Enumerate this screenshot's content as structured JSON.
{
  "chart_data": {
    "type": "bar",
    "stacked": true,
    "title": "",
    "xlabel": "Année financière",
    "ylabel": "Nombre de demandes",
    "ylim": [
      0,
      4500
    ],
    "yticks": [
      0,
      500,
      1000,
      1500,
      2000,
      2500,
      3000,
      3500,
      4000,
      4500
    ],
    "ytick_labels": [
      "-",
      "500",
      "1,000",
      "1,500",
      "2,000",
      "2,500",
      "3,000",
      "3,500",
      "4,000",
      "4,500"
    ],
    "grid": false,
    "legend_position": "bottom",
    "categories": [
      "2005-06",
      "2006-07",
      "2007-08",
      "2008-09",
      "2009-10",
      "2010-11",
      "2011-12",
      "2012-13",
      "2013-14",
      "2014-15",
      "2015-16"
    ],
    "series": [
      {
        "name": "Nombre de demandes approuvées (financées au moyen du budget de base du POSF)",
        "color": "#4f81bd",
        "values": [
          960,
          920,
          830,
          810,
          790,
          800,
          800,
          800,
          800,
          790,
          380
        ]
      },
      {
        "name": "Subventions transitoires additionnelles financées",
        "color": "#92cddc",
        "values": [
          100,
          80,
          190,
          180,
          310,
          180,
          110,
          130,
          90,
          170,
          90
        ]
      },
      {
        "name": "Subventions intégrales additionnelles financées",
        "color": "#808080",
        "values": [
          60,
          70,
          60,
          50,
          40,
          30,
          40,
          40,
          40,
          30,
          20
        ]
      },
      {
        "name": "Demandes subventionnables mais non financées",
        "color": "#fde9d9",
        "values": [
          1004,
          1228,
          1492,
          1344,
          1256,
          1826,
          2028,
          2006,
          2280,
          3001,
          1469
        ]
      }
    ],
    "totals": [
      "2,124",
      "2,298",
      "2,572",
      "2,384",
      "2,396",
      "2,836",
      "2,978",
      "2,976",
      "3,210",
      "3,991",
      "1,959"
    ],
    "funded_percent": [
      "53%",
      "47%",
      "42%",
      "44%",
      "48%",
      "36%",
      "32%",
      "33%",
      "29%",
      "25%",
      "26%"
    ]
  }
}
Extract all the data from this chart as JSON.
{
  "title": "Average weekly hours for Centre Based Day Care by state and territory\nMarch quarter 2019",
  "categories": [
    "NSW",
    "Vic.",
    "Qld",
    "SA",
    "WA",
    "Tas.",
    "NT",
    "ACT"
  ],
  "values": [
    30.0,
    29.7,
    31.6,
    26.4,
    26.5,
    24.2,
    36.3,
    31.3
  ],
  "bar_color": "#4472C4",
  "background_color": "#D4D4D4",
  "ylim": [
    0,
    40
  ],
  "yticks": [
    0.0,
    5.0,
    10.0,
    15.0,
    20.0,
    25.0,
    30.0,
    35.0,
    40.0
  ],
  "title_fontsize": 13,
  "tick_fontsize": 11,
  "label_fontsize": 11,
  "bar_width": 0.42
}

──────────

Short task: Check each line of the records above for the string "additionnelles", and report every line that has it.

Finished task:
        "name": "Subventions transitoires additionnelles financées",
        "name": "Subventions intégrales additionnelles financées",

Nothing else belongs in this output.